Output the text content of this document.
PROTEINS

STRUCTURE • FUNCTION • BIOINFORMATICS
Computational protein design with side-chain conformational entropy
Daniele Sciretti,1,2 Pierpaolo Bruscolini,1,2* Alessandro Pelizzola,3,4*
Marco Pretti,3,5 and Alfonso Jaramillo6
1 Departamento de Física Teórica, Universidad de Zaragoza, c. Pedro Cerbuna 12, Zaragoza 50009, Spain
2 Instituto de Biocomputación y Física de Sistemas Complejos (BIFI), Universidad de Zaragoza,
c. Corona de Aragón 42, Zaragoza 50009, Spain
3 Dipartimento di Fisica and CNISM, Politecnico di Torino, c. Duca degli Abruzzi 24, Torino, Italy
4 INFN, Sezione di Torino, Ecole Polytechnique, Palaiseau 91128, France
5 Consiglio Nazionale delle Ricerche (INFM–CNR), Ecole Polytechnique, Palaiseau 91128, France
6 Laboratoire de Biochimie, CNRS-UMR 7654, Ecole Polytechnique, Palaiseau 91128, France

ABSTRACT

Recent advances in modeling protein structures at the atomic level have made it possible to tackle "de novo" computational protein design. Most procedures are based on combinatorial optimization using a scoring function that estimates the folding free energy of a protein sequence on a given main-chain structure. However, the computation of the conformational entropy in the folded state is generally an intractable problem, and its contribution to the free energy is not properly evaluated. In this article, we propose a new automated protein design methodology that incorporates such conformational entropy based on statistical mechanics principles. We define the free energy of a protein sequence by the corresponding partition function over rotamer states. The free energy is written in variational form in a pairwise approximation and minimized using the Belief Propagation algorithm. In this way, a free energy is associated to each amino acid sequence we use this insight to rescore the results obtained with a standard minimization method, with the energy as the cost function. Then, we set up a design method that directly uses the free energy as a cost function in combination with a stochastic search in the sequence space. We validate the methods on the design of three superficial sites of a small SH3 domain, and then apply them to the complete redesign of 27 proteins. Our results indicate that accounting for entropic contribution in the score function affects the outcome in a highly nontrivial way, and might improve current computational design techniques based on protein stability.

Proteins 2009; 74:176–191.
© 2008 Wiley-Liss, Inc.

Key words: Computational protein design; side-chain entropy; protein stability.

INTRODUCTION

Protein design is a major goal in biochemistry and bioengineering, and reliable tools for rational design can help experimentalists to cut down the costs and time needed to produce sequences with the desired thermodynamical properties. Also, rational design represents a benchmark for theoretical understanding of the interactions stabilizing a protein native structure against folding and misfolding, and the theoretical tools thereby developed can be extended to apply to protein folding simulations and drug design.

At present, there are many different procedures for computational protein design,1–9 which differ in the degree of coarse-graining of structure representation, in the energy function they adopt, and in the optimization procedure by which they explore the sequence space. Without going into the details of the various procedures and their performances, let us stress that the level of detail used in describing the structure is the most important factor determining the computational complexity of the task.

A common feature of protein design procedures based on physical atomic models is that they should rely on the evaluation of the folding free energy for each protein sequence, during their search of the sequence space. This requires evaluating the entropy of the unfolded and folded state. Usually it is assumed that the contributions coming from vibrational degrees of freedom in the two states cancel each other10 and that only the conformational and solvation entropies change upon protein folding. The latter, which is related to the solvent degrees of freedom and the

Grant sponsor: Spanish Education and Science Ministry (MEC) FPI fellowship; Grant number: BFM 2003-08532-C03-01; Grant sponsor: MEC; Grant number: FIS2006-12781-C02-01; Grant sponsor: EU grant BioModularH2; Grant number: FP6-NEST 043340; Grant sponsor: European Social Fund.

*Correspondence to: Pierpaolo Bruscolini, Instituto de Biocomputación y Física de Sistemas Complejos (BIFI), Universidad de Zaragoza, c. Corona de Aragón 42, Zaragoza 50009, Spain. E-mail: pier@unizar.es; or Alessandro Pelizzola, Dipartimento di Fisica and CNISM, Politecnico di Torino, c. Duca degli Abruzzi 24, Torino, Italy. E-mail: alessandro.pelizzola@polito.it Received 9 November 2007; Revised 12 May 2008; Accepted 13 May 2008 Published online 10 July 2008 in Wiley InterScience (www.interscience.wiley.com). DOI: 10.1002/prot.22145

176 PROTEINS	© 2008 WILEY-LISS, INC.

□ □ □ □ □ □ □

▶ **Work instruction**:
Using the material above, work out how many lines hold the word "Sistemas". Reply with that number alone.

▶ **Answer below**:
2